#### [What you will do]
In the material below, find each line holding the string "amplitude" and copy it.
# Available data start
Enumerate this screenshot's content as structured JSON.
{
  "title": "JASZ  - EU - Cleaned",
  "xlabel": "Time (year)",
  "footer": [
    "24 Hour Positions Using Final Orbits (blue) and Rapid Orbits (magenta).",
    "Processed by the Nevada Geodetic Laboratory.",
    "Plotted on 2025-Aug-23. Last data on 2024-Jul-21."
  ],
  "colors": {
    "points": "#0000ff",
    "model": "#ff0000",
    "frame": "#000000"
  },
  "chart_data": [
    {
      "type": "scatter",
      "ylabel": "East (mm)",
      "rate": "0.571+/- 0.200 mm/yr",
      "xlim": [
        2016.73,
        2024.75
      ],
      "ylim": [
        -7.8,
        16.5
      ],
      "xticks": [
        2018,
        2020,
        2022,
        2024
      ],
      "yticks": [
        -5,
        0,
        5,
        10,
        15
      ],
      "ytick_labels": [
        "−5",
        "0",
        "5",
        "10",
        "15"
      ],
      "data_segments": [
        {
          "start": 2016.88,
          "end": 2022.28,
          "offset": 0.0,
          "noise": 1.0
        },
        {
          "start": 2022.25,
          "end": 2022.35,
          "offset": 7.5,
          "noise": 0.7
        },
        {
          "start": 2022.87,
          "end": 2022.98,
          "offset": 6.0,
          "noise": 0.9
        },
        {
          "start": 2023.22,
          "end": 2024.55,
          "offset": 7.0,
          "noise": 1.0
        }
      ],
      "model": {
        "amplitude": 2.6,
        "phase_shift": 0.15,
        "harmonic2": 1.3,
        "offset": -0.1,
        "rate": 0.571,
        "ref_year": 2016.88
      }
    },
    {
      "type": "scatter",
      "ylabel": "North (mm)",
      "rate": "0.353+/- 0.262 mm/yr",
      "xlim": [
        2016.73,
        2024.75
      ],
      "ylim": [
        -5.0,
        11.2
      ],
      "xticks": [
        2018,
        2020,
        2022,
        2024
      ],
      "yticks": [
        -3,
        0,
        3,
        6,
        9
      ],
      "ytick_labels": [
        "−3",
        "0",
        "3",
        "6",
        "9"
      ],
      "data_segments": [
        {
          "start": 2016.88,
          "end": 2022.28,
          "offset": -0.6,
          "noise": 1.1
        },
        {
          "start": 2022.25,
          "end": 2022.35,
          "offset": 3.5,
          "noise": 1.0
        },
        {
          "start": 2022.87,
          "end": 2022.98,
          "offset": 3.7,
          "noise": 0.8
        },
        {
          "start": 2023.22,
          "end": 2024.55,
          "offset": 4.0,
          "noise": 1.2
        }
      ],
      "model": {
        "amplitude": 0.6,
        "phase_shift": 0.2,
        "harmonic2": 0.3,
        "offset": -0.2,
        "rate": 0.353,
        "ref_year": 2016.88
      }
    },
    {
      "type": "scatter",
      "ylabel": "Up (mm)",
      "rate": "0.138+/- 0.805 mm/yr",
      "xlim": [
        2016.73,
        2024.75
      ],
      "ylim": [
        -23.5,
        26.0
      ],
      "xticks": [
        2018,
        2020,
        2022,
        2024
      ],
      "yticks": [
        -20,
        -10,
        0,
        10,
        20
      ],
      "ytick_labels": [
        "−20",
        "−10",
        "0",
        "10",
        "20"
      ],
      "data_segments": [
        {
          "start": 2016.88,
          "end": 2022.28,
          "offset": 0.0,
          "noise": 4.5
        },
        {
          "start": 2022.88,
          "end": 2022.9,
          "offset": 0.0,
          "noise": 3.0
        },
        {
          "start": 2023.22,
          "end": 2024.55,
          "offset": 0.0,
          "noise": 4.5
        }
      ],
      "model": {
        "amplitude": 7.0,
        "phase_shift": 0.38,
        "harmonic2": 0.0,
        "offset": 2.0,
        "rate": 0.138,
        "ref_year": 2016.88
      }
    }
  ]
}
# Available data end
#### [Response]
        "amplitude": 2.6,
        "amplitude": 0.6,
        "amplitude": 7.0,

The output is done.